-- Dataset entries --

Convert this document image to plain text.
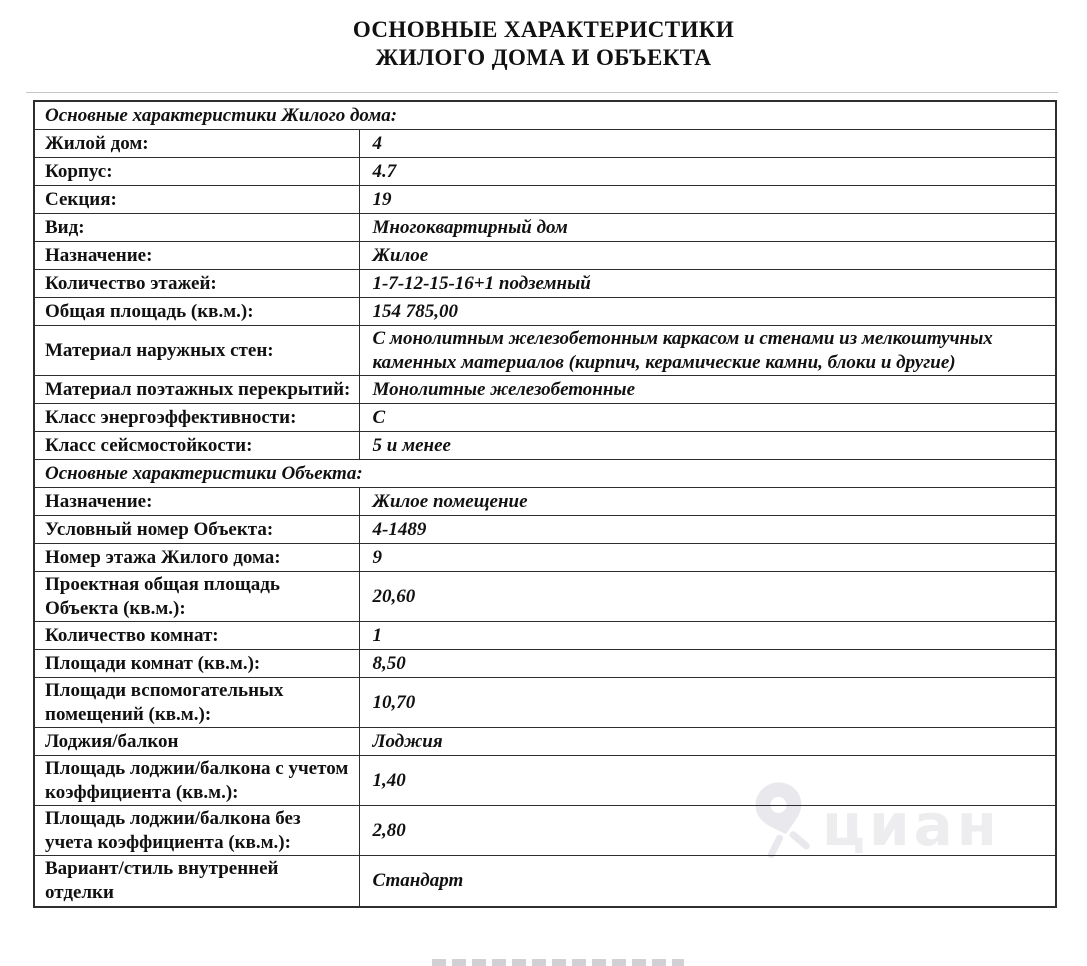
ОСНОВНЫЕ ХАРАКТЕРИСТИКИ
ЖИЛОГО ДОМА И ОБЪЕКТА
циан
Основные характеристики Жилого дома:	
Жилой дом:	4
Корпус:	4.7
Секция:	19
Вид:	Многоквартирный дом
Назначение:	Жилое
Количество этажей:	1-7-12-15-16+1 подземный
Общая площадь (кв.м.):	154 785,00
Материал наружных стен:	С монолитным железобетонным каркасом и стенами из мелкоштучных каменных материалов (кирпич, керамические камни, блоки и другие)
Материал поэтажных перекрытий:	Монолитные железобетонные
Класс энергоэффективности:	С
Класс сейсмостойкости:	5 и менее
Основные характеристики Объекта:	
Назначение:	Жилое помещение
Условный номер Объекта:	4-1489
Номер этажа Жилого дома:	9
Проектная общая площадь Объекта (кв.м.):	20,60
Количество комнат:	1
Площади комнат (кв.м.):	8,50
Площади вспомогательных помещений (кв.м.):	10,70
Лоджия/балкон	Лоджия
Площадь лоджии/балкона с учетом коэффициента (кв.м.):	1,40
Площадь лоджии/балкона без учета коэффициента (кв.м.):	2,80
Вариант/стиль внутренней отделки	Стандарт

-- Objective --
Without including any pictures, print all of the material exactly as given.

-- Written response --
Convert this document image to plain text.
ОСНОВНЫЕ ХАРАКТЕРИСТИКИ
ЖИЛОГО ДОМА И ОБЪЕКТА
циан
Основные характеристики Жилого дома:	
Жилой дом:	4
Корпус:	4.7
Секция:	19
Вид:	Многоквартирный дом
Назначение:	Жилое
Количество этажей:	1-7-12-15-16+1 подземный
Общая площадь (кв.м.):	154 785,00
Материал наружных стен:	С монолитным железобетонным каркасом и стенами из мелкоштучных каменных материалов (кирпич, керамические камни, блоки и другие)
Материал поэтажных перекрытий:	Монолитные железобетонные
Класс энергоэффективности:	С
Класс сейсмостойкости:	5 и менее
Основные характеристики Объекта:	
Назначение:	Жилое помещение
Условный номер Объекта:	4-1489
Номер этажа Жилого дома:	9
Проектная общая площадь Объекта (кв.м.):	20,60
Количество комнат:	1
Площади комнат (кв.м.):	8,50
Площади вспомогательных помещений (кв.м.):	10,70
Лоджия/балкон	Лоджия
Площадь лоджии/балкона с учетом коэффициента (кв.м.):	1,40
Площадь лоджии/балкона без учета коэффициента (кв.м.):	2,80
Вариант/стиль внутренней отделки	Стандарт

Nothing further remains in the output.